*EXCERPTED TEXT*.
The last few days my newsfeed has been full of close friends, fellow athletes, and neighbours sharing their personal stories and experiences of racism, fear of police, teaching their children safety, and their experiences being judged because of their skin colour. As a female, white, Canadian I can more than ever feel and be aware of the white privilege I have. In hearing the stories and injustices both abroad and in my own backyard, I also feel guilt and shame, that I have not leveraged my privilege to improve the environment for those around me, and that I am not more educated. To those I have let down, I am deeply sorry.
The heaviness, the pain, the injustice, the fear, the racism. Thank-you to the bravery of those sharing their story, telling it straight. I hear you. I see you. I am trying to stand up for you. I feel my own ignorance. My choice and privilege to not have to know. It is my intention moving forward to no longer choose ignorance. Racism is not a subject that is only happening south of the border, or far away. Racism is unfortunately also prevalent in my own back yard in Canada. On the prairies. Towards Immigrants. Black Lives Matter movements. Indigenous Communities. Refugees.
It hurts. It’s frustrating. It’s painful.
How do we make this right? What actions do I take? How to implement change? How does my community begin healing?
I am flooded with questions. How to undo generations of learned hatred? How to teach love, kindness, acceptance, compassion?
How to educate and start the conversations of such sensitive subject matter? How to create a safe space for healing when it has been repeatedly demonstrated racism is tolerated?
How does the awareness start? It already has.
Residential Schools. Colonization. Indian Act. REDress Project. Highway of Tears.
Black Lives Matter. Security. Justice. Fear. MLK Assassination.
Racism is not a new problem. These last few days I am reminded of the embarrassment of my own ignorance. Rather than repressing and ignoring this emotional reaction and surge of public interest, I am acknowledging the elephant in the room. Racism. There is a lot I do not know. This means there is a lot I can learn. The research has begun. Writing is how I make sense of chaos, it’s how I get grounded and reconnect to my self. I feel shame for my silence, my ignorance. I want to be better. Today I am writing and sharing this in an effort to start conversation. To acknowledge there is a lack of education, and accepting now is when this healing and awareness need to start.
After the recent outpouring of news and stories of racism, I found myself wondering, What is the opposite of racism? My own list was: Acceptance, Inclusive, peace, human-race, together.

*EXERCISE DIRECTIONS*.
Can you repeat the reflection on racism word for word, from "It hurts. It’s" up to and including "Fear. MLK Assassination."? The rows that come next are drawn from a separate source.

*RECORD LIST*.
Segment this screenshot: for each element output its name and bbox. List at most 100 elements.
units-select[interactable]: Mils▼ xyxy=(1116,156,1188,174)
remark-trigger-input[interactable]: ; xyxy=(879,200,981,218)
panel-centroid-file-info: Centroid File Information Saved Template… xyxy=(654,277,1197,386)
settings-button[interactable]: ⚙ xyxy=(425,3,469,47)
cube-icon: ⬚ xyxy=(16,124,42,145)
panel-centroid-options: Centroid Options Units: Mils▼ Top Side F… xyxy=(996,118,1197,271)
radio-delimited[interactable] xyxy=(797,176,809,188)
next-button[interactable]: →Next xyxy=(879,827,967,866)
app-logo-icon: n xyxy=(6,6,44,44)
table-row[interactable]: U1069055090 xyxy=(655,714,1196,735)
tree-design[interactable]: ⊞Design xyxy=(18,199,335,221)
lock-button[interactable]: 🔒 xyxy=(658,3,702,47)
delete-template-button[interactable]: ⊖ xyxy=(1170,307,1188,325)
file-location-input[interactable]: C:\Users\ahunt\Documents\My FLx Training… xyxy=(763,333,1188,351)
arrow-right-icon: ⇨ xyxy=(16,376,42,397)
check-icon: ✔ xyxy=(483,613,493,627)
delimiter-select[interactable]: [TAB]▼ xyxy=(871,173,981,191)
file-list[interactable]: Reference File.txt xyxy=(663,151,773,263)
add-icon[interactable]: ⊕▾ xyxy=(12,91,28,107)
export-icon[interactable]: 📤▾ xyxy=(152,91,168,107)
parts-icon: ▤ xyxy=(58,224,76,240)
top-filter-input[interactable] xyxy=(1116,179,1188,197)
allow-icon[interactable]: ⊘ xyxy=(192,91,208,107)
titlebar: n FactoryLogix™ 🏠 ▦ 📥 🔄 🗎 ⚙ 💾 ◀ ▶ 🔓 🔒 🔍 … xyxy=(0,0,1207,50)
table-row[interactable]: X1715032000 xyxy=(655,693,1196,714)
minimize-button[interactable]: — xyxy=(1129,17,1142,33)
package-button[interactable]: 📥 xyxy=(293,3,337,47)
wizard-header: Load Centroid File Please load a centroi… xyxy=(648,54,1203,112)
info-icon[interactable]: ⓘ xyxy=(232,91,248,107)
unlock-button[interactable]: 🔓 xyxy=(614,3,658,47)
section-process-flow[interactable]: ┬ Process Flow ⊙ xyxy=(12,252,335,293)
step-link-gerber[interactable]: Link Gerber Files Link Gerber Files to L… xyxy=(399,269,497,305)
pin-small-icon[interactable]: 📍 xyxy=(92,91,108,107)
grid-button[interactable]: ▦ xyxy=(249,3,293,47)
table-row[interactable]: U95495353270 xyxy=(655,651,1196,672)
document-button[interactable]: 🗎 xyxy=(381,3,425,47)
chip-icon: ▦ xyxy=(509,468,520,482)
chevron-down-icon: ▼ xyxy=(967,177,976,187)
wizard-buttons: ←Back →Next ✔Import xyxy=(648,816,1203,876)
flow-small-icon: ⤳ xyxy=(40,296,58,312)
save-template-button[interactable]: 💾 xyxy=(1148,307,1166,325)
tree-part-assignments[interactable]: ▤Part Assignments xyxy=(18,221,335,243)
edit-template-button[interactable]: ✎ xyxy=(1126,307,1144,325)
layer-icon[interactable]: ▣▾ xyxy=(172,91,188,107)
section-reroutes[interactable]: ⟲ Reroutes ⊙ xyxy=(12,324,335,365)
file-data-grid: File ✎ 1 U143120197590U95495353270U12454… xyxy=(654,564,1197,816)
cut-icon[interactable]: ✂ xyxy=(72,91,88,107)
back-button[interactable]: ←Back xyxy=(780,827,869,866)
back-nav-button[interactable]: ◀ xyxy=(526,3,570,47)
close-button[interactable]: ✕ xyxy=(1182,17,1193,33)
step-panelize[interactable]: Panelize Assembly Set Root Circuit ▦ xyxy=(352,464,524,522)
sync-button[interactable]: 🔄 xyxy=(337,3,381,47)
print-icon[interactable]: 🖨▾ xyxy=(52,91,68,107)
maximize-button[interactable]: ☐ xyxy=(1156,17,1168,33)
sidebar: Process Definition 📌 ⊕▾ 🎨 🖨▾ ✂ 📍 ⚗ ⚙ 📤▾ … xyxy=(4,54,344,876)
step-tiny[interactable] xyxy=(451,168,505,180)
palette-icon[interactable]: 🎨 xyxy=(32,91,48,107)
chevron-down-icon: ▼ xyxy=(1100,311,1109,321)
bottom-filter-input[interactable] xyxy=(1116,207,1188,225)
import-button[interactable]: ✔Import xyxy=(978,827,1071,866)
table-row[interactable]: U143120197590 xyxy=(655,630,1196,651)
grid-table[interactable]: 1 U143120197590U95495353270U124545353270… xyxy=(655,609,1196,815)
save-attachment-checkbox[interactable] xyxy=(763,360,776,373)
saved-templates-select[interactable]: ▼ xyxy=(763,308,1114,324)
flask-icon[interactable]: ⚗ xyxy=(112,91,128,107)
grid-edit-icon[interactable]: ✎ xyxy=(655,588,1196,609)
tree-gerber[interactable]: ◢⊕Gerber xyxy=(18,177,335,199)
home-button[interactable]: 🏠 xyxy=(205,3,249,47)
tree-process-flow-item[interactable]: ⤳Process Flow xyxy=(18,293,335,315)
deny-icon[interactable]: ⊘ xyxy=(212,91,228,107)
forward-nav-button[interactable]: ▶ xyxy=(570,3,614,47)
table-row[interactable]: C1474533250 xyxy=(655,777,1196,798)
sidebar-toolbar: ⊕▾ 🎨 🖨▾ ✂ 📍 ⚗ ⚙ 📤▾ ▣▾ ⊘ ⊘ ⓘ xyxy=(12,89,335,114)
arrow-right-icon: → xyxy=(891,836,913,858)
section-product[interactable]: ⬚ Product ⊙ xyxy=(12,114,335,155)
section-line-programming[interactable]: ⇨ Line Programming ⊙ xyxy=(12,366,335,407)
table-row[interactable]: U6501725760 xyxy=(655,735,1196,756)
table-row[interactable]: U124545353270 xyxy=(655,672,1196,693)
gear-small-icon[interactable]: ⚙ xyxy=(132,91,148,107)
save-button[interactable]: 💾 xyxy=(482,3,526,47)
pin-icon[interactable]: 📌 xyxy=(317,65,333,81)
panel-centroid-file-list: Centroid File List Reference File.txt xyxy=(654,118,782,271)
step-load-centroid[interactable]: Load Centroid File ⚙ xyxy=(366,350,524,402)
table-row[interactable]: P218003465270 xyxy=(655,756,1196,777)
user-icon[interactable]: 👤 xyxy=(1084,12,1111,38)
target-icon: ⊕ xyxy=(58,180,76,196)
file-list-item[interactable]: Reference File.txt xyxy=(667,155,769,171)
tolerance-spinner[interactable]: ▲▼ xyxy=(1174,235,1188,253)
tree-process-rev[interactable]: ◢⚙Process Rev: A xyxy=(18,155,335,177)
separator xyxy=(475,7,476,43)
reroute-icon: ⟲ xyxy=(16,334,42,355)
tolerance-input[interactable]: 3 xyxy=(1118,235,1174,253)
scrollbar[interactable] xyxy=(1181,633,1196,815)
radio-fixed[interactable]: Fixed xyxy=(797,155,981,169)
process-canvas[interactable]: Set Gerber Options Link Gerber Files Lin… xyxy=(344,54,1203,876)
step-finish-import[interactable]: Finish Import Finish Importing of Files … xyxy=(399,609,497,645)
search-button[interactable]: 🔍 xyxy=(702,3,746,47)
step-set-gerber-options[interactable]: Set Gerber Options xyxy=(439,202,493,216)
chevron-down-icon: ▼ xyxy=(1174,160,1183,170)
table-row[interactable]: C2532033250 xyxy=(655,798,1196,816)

*ANSWER TO THIS PROBLEM*.
It hurts. It’s frustrating. It’s painful.
How do we make this right? What actions do I take? How to implement change? How does my community begin healing?
I am flooded with questions. How to undo generations of learned hatred? How to teach love, kindness, acceptance, compassion?
How to educate and start the conversations of such sensitive subject matter? How to create a safe space for healing when it has been repeatedly demonstrated racism is tolerated?
How does the awareness start? It already has.
Residential Schools. Colonization. Indian Act. REDress Project. Highway of Tears.
Black Lives Matter. Security. Justice. Fear. MLK Assassination.